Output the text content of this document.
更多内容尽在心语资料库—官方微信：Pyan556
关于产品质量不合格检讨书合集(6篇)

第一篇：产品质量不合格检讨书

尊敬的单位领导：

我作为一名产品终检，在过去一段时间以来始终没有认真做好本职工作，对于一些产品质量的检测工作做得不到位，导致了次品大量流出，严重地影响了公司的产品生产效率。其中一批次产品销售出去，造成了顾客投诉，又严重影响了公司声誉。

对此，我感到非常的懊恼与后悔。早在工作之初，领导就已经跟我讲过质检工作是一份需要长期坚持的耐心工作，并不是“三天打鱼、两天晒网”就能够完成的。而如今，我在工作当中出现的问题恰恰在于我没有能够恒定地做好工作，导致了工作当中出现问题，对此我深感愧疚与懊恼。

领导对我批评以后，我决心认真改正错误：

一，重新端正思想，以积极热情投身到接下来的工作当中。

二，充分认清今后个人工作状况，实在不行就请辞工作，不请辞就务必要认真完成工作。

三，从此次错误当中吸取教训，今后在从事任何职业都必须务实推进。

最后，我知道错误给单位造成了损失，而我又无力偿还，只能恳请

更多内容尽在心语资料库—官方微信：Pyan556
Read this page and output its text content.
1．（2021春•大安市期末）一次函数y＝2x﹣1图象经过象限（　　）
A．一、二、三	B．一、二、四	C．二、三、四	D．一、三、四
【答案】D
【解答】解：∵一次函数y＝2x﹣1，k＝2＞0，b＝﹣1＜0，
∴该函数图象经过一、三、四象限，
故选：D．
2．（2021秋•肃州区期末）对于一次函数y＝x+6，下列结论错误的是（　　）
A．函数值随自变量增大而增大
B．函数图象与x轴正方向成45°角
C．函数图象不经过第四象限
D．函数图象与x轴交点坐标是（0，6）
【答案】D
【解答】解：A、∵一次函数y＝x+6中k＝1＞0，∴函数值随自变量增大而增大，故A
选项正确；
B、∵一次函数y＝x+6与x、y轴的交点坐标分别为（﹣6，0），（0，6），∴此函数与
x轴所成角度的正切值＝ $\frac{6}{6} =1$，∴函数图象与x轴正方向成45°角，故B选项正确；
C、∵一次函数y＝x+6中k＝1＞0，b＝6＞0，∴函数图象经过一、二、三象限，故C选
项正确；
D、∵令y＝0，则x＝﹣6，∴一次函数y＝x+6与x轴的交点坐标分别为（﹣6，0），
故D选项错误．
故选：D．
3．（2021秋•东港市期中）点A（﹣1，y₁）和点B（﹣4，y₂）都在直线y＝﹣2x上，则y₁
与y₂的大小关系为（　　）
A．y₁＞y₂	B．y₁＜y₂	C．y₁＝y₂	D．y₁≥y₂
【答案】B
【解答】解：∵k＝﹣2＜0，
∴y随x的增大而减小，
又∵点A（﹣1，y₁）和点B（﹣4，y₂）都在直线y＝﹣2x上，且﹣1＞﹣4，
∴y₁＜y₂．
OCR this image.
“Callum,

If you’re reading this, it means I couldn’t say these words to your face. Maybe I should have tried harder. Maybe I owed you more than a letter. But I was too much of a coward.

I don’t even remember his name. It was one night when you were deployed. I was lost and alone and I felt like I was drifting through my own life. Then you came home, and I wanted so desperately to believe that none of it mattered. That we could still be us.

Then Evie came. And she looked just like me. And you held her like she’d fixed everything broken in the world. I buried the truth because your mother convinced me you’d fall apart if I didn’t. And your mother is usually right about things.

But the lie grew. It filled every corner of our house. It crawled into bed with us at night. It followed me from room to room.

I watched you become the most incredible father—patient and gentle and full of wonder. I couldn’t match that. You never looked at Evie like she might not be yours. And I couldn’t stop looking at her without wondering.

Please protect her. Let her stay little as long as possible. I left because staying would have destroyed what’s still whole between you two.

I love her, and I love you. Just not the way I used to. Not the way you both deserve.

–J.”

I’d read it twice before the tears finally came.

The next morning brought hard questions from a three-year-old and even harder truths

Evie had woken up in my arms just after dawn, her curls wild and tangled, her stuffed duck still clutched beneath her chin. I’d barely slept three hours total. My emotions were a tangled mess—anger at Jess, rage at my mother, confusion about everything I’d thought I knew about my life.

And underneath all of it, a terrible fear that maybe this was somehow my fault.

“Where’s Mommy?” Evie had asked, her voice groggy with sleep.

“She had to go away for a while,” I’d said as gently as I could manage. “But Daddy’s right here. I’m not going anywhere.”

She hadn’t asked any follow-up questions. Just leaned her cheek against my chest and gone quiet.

_ _ _ _ _ _ _

What the task asks
Write out every record shown above, word for word.

Completed exercise
Output the text content of this document.
更多内容尽在心语资料库—官方微信：Pyan556
关于产品质量不合格检讨书合集(6篇)

第一篇：产品质量不合格检讨书

尊敬的单位领导：

我作为一名产品终检，在过去一段时间以来始终没有认真做好本职工作，对于一些产品质量的检测工作做得不到位，导致了次品大量流出，严重地影响了公司的产品生产效率。其中一批次产品销售出去，造成了顾客投诉，又严重影响了公司声誉。

对此，我感到非常的懊恼与后悔。早在工作之初，领导就已经跟我讲过质检工作是一份需要长期坚持的耐心工作，并不是“三天打鱼、两天晒网”就能够完成的。而如今，我在工作当中出现的问题恰恰在于我没有能够恒定地做好工作，导致了工作当中出现问题，对此我深感愧疚与懊恼。

领导对我批评以后，我决心认真改正错误：

一，重新端正思想，以积极热情投身到接下来的工作当中。

二，充分认清今后个人工作状况，实在不行就请辞工作，不请辞就务必要认真完成工作。

三，从此次错误当中吸取教训，今后在从事任何职业都必须务实推进。

最后，我知道错误给单位造成了损失，而我又无力偿还，只能恳请

更多内容尽在心语资料库—官方微信：Pyan556
Read this page and output its text content.
1．（2021春•大安市期末）一次函数y＝2x﹣1图象经过象限（　　）
A．一、二、三	B．一、二、四	C．二、三、四	D．一、三、四
【答案】D
【解答】解：∵一次函数y＝2x﹣1，k＝2＞0，b＝﹣1＜0，
∴该函数图象经过一、三、四象限，
故选：D．
2．（2021秋•肃州区期末）对于一次函数y＝x+6，下列结论错误的是（　　）
A．函数值随自变量增大而增大
B．函数图象与x轴正方向成45°角
C．函数图象不经过第四象限
D．函数图象与x轴交点坐标是（0，6）
【答案】D
【解答】解：A、∵一次函数y＝x+6中k＝1＞0，∴函数值随自变量增大而增大，故A
选项正确；
B、∵一次函数y＝x+6与x、y轴的交点坐标分别为（﹣6，0），（0，6），∴此函数与
x轴所成角度的正切值＝ $\frac{6}{6} =1$，∴函数图象与x轴正方向成45°角，故B选项正确；
C、∵一次函数y＝x+6中k＝1＞0，b＝6＞0，∴函数图象经过一、二、三象限，故C选
项正确；
D、∵令y＝0，则x＝﹣6，∴一次函数y＝x+6与x轴的交点坐标分别为（﹣6，0），
故D选项错误．
故选：D．
3．（2021秋•东港市期中）点A（﹣1，y₁）和点B（﹣4，y₂）都在直线y＝﹣2x上，则y₁
与y₂的大小关系为（　　）
A．y₁＞y₂	B．y₁＜y₂	C．y₁＝y₂	D．y₁≥y₂
【答案】B
【解答】解：∵k＝﹣2＜0，
∴y随x的增大而减小，
又∵点A（﹣1，y₁）和点B（﹣4，y₂）都在直线y＝﹣2x上，且﹣1＞﹣4，
∴y₁＜y₂．
OCR this image.
“Callum,

If you’re reading this, it means I couldn’t say these words to your face. Maybe I should have tried harder. Maybe I owed you more than a letter. But I was too much of a coward.

I don’t even remember his name. It was one night when you were deployed. I was lost and alone and I felt like I was drifting through my own life. Then you came home, and I wanted so desperately to believe that none of it mattered. That we could still be us.

Then Evie came. And she looked just like me. And you held her like she’d fixed everything broken in the world. I buried the truth because your mother convinced me you’d fall apart if I didn’t. And your mother is usually right about things.

But the lie grew. It filled every corner of our house. It crawled into bed with us at night. It followed me from room to room.

I watched you become the most incredible father—patient and gentle and full of wonder. I couldn’t match that. You never looked at Evie like she might not be yours. And I couldn’t stop looking at her without wondering.

Please protect her. Let her stay little as long as possible. I left because staying would have destroyed what’s still whole between you two.

I love her, and I love you. Just not the way I used to. Not the way you both deserve.

–J.”

I’d read it twice before the tears finally came.

The next morning brought hard questions from a three-year-old and even harder truths

Evie had woken up in my arms just after dawn, her curls wild and tangled, her stuffed duck still clutched beneath her chin. I’d barely slept three hours total. My emotions were a tangled mess—anger at Jess, rage at my mother, confusion about everything I’d thought I knew about my life.

And underneath all of it, a terrible fear that maybe this was somehow my fault.

“Where’s Mommy?” Evie had asked, her voice groggy with sleep.

“She had to go away for a while,” I’d said as gently as I could manage. “But Daddy’s right here. I’m not going anywhere.”

She hadn’t asked any follow-up questions. Just leaned her cheek against my chest and gone quiet.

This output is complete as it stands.